▶ _SUPPLIED MATERIAL_:
++++++++++

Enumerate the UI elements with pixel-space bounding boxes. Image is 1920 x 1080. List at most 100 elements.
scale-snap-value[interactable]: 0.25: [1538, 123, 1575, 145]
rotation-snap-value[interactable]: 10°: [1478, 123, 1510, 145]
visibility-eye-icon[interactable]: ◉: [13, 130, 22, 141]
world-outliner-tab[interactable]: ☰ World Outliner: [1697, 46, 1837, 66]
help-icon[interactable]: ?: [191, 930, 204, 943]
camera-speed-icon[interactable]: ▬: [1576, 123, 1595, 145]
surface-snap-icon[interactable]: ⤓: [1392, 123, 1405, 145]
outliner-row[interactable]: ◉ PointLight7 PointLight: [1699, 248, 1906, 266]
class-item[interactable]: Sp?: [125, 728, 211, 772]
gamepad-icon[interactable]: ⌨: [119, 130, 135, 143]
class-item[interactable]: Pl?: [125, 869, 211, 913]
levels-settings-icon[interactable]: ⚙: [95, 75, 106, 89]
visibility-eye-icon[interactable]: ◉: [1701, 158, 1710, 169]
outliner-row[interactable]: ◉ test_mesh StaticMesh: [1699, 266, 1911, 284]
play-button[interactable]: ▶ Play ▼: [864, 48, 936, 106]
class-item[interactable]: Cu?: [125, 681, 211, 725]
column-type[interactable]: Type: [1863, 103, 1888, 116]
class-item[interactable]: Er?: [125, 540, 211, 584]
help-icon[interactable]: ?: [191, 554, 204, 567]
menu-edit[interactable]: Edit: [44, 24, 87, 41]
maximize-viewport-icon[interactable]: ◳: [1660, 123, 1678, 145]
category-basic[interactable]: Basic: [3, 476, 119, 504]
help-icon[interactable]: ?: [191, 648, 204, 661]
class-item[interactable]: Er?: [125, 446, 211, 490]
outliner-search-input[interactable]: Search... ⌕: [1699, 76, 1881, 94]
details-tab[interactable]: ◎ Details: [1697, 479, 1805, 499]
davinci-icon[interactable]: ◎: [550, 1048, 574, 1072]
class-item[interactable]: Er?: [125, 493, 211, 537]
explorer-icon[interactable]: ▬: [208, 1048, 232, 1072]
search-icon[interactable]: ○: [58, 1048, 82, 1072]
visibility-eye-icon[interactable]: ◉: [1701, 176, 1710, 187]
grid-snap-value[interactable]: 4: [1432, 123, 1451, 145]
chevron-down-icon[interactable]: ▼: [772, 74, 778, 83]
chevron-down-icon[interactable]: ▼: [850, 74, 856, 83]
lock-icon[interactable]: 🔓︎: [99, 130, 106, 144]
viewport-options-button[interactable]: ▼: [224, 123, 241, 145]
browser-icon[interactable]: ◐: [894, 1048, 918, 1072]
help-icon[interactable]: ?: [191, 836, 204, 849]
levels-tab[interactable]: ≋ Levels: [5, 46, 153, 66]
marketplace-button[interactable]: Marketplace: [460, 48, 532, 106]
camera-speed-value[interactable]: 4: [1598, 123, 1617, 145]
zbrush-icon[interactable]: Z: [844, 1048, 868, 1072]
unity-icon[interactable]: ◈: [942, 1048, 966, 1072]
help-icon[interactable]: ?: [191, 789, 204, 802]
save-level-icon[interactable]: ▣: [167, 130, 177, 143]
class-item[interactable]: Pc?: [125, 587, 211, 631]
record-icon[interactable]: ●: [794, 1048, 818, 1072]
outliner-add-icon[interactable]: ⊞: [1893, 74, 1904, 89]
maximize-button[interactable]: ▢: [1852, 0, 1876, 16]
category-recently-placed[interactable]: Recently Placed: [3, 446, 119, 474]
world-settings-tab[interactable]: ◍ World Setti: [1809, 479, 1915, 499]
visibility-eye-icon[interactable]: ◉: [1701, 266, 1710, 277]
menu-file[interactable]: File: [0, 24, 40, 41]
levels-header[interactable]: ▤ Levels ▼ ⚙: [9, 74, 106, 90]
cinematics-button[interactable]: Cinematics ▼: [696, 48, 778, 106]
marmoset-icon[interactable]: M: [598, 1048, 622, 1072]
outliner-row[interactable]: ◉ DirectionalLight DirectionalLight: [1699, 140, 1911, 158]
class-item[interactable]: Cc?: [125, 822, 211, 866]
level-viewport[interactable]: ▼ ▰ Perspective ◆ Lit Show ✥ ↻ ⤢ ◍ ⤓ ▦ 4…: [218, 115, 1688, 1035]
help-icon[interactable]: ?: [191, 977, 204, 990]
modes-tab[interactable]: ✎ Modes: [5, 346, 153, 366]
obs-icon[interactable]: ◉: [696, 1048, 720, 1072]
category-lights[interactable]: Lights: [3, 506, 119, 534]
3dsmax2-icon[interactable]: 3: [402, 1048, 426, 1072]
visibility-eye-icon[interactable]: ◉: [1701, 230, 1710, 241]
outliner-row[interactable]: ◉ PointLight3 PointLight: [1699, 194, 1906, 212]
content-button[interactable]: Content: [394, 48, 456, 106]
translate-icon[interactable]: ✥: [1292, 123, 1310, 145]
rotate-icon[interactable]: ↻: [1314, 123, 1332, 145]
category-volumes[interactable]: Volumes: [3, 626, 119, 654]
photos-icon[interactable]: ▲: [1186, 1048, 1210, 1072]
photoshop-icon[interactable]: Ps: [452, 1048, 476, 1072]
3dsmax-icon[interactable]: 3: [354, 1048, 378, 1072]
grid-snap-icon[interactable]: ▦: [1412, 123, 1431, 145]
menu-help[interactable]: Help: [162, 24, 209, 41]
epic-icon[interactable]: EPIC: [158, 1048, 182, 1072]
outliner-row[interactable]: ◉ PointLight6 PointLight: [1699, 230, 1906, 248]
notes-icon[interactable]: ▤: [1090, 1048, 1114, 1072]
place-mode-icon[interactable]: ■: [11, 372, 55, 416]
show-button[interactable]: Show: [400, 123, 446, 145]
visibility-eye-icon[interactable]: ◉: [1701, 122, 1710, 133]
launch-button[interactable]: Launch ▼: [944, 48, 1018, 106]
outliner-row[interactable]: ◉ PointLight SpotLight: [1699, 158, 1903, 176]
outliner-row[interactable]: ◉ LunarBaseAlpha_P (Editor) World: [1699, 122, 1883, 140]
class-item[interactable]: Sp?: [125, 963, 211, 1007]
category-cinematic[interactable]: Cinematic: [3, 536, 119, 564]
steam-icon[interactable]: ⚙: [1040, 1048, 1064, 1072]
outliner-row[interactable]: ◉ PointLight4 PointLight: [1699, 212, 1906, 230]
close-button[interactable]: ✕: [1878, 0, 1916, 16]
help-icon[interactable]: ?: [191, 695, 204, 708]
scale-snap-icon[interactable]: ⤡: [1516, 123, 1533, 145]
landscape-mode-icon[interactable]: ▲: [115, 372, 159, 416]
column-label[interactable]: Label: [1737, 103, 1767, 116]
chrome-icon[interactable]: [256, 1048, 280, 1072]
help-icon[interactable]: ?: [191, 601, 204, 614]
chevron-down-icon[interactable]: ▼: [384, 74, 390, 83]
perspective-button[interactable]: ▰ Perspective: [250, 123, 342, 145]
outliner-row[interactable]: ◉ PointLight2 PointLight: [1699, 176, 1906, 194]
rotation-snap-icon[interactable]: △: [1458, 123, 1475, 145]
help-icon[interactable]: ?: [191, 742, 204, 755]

++++++++++

▶ _TASK GOAL_: Reproduce the data word for word, from its first line through the line containing "lock-icon[interactable]: 🔓︎: [99, 130, 106, 144]", including both of those lines.

▶ _EXERCISE OUTPUT_:
Enumerate the UI elements with pixel-space bounding boxes. Image is 1920 x 1080. List at most 100 elements.
scale-snap-value[interactable]: 0.25: [1538, 123, 1575, 145]
rotation-snap-value[interactable]: 10°: [1478, 123, 1510, 145]
visibility-eye-icon[interactable]: ◉: [13, 130, 22, 141]
world-outliner-tab[interactable]: ☰ World Outliner: [1697, 46, 1837, 66]
help-icon[interactable]: ?: [191, 930, 204, 943]
camera-speed-icon[interactable]: ▬: [1576, 123, 1595, 145]
surface-snap-icon[interactable]: ⤓: [1392, 123, 1405, 145]
outliner-row[interactable]: ◉ PointLight7 PointLight: [1699, 248, 1906, 266]
class-item[interactable]: Sp?: [125, 728, 211, 772]
gamepad-icon[interactable]: ⌨: [119, 130, 135, 143]
class-item[interactable]: Pl?: [125, 869, 211, 913]
levels-settings-icon[interactable]: ⚙: [95, 75, 106, 89]
visibility-eye-icon[interactable]: ◉: [1701, 158, 1710, 169]
outliner-row[interactable]: ◉ test_mesh StaticMesh: [1699, 266, 1911, 284]
play-button[interactable]: ▶ Play ▼: [864, 48, 936, 106]
class-item[interactable]: Cu?: [125, 681, 211, 725]
column-type[interactable]: Type: [1863, 103, 1888, 116]
class-item[interactable]: Er?: [125, 540, 211, 584]
help-icon[interactable]: ?: [191, 554, 204, 567]
menu-edit[interactable]: Edit: [44, 24, 87, 41]
maximize-viewport-icon[interactable]: ◳: [1660, 123, 1678, 145]
category-basic[interactable]: Basic: [3, 476, 119, 504]
help-icon[interactable]: ?: [191, 648, 204, 661]
class-item[interactable]: Er?: [125, 446, 211, 490]
outliner-search-input[interactable]: Search... ⌕: [1699, 76, 1881, 94]
details-tab[interactable]: ◎ Details: [1697, 479, 1805, 499]
davinci-icon[interactable]: ◎: [550, 1048, 574, 1072]
class-item[interactable]: Er?: [125, 493, 211, 537]
explorer-icon[interactable]: ▬: [208, 1048, 232, 1072]
search-icon[interactable]: ○: [58, 1048, 82, 1072]
visibility-eye-icon[interactable]: ◉: [1701, 176, 1710, 187]
grid-snap-value[interactable]: 4: [1432, 123, 1451, 145]
chevron-down-icon[interactable]: ▼: [772, 74, 778, 83]
chevron-down-icon[interactable]: ▼: [850, 74, 856, 83]
lock-icon[interactable]: 🔓︎: [99, 130, 106, 144]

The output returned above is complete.